A block of data:
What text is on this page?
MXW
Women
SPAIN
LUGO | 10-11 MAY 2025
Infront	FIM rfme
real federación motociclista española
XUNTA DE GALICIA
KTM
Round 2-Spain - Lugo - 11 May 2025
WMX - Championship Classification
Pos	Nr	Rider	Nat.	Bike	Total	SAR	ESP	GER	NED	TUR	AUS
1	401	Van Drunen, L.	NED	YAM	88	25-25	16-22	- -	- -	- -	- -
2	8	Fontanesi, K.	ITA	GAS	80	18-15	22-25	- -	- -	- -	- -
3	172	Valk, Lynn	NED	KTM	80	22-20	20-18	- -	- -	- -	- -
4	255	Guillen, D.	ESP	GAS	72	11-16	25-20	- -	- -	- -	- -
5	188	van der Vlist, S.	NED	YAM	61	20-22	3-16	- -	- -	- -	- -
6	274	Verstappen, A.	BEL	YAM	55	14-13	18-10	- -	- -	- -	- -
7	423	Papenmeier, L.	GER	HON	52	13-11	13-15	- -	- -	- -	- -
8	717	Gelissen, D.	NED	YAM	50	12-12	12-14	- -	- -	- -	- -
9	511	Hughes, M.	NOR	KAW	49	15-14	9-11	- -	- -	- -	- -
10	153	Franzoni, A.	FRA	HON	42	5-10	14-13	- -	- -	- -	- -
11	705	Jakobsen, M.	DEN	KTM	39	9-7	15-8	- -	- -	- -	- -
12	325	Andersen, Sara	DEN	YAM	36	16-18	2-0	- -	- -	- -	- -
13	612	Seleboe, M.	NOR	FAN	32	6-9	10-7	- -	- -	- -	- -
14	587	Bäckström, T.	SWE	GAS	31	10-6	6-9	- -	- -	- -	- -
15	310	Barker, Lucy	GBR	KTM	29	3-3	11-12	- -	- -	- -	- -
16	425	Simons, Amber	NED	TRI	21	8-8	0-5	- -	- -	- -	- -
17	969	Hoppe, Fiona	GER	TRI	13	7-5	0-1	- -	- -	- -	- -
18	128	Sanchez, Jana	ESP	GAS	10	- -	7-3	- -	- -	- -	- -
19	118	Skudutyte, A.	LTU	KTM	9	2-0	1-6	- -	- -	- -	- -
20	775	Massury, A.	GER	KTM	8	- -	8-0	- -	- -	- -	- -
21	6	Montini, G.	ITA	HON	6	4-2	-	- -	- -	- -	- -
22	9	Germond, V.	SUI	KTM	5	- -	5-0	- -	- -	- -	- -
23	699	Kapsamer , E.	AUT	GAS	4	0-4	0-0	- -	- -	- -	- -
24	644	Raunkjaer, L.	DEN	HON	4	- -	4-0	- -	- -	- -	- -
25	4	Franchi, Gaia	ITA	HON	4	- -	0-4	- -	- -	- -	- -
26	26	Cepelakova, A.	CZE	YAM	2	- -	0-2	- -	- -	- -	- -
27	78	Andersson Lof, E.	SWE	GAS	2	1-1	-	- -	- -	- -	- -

_Set problem_
Print the material verbatim, all of it.

_Result for this exercise_
What text is on this page?
MXW
Women
SPAIN
LUGO | 10-11 MAY 2025
Infront	FIM rfme
real federación motociclista española
XUNTA DE GALICIA
KTM
Round 2-Spain - Lugo - 11 May 2025
WMX - Championship Classification
Pos	Nr	Rider	Nat.	Bike	Total	SAR	ESP	GER	NED	TUR	AUS
1	401	Van Drunen, L.	NED	YAM	88	25-25	16-22	- -	- -	- -	- -
2	8	Fontanesi, K.	ITA	GAS	80	18-15	22-25	- -	- -	- -	- -
3	172	Valk, Lynn	NED	KTM	80	22-20	20-18	- -	- -	- -	- -
4	255	Guillen, D.	ESP	GAS	72	11-16	25-20	- -	- -	- -	- -
5	188	van der Vlist, S.	NED	YAM	61	20-22	3-16	- -	- -	- -	- -
6	274	Verstappen, A.	BEL	YAM	55	14-13	18-10	- -	- -	- -	- -
7	423	Papenmeier, L.	GER	HON	52	13-11	13-15	- -	- -	- -	- -
8	717	Gelissen, D.	NED	YAM	50	12-12	12-14	- -	- -	- -	- -
9	511	Hughes, M.	NOR	KAW	49	15-14	9-11	- -	- -	- -	- -
10	153	Franzoni, A.	FRA	HON	42	5-10	14-13	- -	- -	- -	- -
11	705	Jakobsen, M.	DEN	KTM	39	9-7	15-8	- -	- -	- -	- -
12	325	Andersen, Sara	DEN	YAM	36	16-18	2-0	- -	- -	- -	- -
13	612	Seleboe, M.	NOR	FAN	32	6-9	10-7	- -	- -	- -	- -
14	587	Bäckström, T.	SWE	GAS	31	10-6	6-9	- -	- -	- -	- -
15	310	Barker, Lucy	GBR	KTM	29	3-3	11-12	- -	- -	- -	- -
16	425	Simons, Amber	NED	TRI	21	8-8	0-5	- -	- -	- -	- -
17	969	Hoppe, Fiona	GER	TRI	13	7-5	0-1	- -	- -	- -	- -
18	128	Sanchez, Jana	ESP	GAS	10	- -	7-3	- -	- -	- -	- -
19	118	Skudutyte, A.	LTU	KTM	9	2-0	1-6	- -	- -	- -	- -
20	775	Massury, A.	GER	KTM	8	- -	8-0	- -	- -	- -	- -
21	6	Montini, G.	ITA	HON	6	4-2	-	- -	- -	- -	- -
22	9	Germond, V.	SUI	KTM	5	- -	5-0	- -	- -	- -	- -
23	699	Kapsamer , E.	AUT	GAS	4	0-4	0-0	- -	- -	- -	- -
24	644	Raunkjaer, L.	DEN	HON	4	- -	4-0	- -	- -	- -	- -
25	4	Franchi, Gaia	ITA	HON	4	- -	0-4	- -	- -	- -	- -
26	26	Cepelakova, A.	CZE	YAM	2	- -	0-2	- -	- -	- -	- -
27	78	Andersson Lof, E.	SWE	GAS	2	1-1	-	- -	- -	- -	- -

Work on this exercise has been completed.